### PROBLEM REQUIREMENTS
Only the lines from the one with "What text is on this page?" onward are wanted, through the last line of the entries, set down exactly.

### STORED RECORDS
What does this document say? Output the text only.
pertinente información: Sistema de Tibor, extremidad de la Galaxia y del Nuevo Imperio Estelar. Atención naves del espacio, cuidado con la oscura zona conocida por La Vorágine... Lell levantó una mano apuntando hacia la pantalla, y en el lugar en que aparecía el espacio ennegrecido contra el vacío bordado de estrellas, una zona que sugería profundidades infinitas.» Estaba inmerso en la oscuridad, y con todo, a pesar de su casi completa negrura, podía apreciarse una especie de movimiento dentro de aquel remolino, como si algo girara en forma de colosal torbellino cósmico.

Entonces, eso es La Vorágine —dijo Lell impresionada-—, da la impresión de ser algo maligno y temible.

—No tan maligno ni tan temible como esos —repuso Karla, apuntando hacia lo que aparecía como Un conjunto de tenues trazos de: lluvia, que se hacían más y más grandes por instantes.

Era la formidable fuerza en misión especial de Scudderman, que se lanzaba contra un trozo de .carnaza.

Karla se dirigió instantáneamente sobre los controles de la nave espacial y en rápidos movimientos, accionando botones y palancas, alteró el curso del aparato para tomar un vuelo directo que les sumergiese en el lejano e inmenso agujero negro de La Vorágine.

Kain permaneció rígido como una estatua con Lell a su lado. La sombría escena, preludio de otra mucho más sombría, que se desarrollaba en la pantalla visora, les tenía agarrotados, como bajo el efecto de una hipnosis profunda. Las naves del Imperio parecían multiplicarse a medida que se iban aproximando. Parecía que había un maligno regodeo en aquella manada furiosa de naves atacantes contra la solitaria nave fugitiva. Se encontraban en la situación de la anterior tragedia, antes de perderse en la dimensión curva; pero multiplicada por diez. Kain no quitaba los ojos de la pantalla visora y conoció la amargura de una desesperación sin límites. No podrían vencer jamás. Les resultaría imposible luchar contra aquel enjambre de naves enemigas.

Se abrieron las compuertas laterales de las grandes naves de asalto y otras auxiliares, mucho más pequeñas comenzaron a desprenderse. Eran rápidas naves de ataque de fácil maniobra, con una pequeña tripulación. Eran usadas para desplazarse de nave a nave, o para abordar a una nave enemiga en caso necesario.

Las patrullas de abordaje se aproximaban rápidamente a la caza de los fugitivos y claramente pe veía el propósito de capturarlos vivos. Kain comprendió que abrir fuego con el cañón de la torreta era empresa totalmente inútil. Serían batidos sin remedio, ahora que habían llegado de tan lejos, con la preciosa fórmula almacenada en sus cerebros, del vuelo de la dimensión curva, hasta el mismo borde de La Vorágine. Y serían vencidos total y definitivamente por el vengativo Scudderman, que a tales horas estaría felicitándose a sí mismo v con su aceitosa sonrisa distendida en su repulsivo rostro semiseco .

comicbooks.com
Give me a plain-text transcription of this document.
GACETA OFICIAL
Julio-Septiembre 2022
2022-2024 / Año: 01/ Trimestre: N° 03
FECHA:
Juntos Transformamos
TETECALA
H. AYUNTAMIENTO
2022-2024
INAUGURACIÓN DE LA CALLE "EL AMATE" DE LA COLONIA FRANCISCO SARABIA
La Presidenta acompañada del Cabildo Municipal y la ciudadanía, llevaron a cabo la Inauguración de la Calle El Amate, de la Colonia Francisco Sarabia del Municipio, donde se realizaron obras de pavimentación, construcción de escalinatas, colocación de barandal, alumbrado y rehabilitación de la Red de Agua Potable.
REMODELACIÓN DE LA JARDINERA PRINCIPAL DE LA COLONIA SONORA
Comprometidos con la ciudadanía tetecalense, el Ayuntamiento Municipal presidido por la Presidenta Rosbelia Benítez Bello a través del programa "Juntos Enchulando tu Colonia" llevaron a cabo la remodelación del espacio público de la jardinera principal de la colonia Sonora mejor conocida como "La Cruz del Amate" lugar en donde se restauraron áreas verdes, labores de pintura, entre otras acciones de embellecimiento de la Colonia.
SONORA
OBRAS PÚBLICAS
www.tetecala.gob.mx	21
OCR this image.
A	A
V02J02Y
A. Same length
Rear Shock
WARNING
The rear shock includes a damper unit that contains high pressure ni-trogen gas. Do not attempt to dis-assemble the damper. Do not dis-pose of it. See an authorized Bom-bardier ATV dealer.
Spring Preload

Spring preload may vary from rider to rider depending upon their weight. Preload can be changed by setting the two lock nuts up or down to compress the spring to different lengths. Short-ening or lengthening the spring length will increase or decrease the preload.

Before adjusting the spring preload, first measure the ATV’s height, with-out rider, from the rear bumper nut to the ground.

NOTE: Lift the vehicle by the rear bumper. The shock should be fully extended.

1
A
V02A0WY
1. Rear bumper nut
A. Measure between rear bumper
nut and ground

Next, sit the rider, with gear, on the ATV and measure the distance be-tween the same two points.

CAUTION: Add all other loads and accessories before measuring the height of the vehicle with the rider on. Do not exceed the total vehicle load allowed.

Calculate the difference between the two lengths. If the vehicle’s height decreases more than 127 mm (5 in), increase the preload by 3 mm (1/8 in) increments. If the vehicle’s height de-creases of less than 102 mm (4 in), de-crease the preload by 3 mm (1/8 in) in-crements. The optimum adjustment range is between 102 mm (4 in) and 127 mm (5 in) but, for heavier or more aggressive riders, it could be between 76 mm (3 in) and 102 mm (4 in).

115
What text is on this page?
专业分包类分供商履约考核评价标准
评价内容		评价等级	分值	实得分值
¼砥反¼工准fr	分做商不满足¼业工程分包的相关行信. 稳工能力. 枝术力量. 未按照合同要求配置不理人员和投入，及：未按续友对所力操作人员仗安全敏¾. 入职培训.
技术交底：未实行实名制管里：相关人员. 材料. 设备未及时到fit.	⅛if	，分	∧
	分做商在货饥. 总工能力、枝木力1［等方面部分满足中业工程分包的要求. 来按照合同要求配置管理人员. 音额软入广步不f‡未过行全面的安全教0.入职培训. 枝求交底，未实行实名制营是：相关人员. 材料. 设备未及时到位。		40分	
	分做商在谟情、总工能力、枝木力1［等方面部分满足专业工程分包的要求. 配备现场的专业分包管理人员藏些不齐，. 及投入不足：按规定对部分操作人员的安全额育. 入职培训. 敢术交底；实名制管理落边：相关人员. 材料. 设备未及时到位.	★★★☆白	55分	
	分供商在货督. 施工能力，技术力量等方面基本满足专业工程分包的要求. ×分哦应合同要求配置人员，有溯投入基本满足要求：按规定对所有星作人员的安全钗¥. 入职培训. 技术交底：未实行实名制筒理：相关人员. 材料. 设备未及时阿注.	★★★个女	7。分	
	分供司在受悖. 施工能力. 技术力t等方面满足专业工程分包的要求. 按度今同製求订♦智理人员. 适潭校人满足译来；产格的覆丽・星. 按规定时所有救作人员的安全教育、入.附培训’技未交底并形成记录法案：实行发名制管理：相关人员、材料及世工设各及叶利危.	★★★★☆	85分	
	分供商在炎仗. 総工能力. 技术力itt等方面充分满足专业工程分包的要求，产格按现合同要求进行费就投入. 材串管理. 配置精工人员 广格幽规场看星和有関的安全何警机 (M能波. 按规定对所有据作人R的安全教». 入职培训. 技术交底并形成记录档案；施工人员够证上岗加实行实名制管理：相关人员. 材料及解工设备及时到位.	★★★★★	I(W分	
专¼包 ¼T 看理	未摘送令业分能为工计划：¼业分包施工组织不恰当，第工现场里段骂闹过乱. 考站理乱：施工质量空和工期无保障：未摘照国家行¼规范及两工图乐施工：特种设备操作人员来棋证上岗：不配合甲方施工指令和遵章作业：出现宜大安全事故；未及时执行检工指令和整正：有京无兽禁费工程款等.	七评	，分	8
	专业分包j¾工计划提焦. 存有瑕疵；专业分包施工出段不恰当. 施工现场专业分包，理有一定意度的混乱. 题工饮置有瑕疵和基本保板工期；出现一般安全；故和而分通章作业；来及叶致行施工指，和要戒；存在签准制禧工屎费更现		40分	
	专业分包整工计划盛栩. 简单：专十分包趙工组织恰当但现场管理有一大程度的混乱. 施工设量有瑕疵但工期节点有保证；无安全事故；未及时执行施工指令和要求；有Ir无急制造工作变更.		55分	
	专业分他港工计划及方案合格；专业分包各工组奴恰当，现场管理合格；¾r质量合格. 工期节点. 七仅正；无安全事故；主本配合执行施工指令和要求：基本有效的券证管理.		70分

### OUTPUT OF THE TASK
What text is on this page?
专业分包类分供商履约考核评价标准
评价内容		评价等级	分值	实得分值
¼砥反¼工准fr	分做商不满足¼业工程分包的相关行信. 稳工能力. 枝术力量. 未按照合同要求配置不理人员和投入，及：未按续友对所力操作人员仗安全敏¾. 入职培训.
技术交底：未实行实名制管里：相关人员. 材料. 设备未及时到fit.	⅛if	，分	∧
	分做商在货饥. 总工能力、枝木力1［等方面部分满足中业工程分包的要求. 来按照合同要求配置管理人员. 音额软入广步不f‡未过行全面的安全教0.入职培训. 枝求交底，未实行实名制营是：相关人员. 材料. 设备未及时到位。		40分	
	分做商在谟情、总工能力、枝木力1［等方面部分满足专业工程分包的要求. 配备现场的专业分包管理人员藏些不齐，. 及投入不足：按规定对部分操作人员的安全额育. 入职培训. 敢术交底；实名制管理落边：相关人员. 材料. 设备未及时到位.	★★★☆白	55分	
	分供商在货督. 施工能力，技术力量等方面基本满足专业工程分包的要求. ×分哦应合同要求配置人员，有溯投入基本满足要求：按规定对所有星作人员的安全钗¥. 入职培训. 技术交底：未实行实名制筒理：相关人员. 材料. 设备未及时阿注.	★★★个女	7。分	
	分供司在受悖. 施工能力. 技术力t等方面满足专业工程分包的要求. 按度今同製求订♦智理人员. 适潭校人满足译来；产格的覆丽・星. 按规定时所有救作人员的安全教育、入.附培训’技未交底并形成记录法案：实行发名制管理：相关人员、材料及世工设各及叶利危.	★★★★☆	85分	
	分供商在炎仗. 総工能力. 技术力itt等方面充分满足专业工程分包的要求，产格按现合同要求进行费就投入. 材串管理. 配置精工人员 广格幽规场看星和有関的安全何警机 (M能波. 按规定对所有据作人R的安全教». 入职培训. 技术交底并形成记录档案；施工人员够证上岗加实行实名制管理：相关人员. 材料及解工设备及时到位.	★★★★★	I(W分	
专¼包 ¼T 看理	未摘送令业分能为工计划：¼业分包施工组织不恰当，第工现场里段骂闹过乱. 考站理乱：施工质量空和工期无保障：未摘照国家行¼规范及两工图乐施工：特种设备操作人员来棋证上岗：不配合甲方施工指令和遵章作业：出现宜大安全事故；未及时执行检工指令和整正：有京无兽禁费工程款等.	七评	，分	8
	专业分包j¾工计划提焦. 存有瑕疵；专业分包施工出段不恰当. 施工现场专业分包，理有一定意度的混乱. 题工饮置有瑕疵和基本保板工期；出现一般安全；故和而分通章作业；来及叶致行施工指，和要戒；存在签准制禧工屎费更现		40分	
	专业分包整工计划盛栩. 简单：专十分包趙工组织恰当但现场管理有一大程度的混乱. 施工设量有瑕疵但工期节点有保证；无安全事故；未及时执行施工指令和要求；有Ir无急制造工作变更.		55分	
	专业分他港工计划及方案合格；专业分包各工组奴恰当，现场管理合格；¾r质量合格. 工期节点. 七仅正；无安全事故；主本配合执行施工指令和要求：基本有效的券证管理.		70分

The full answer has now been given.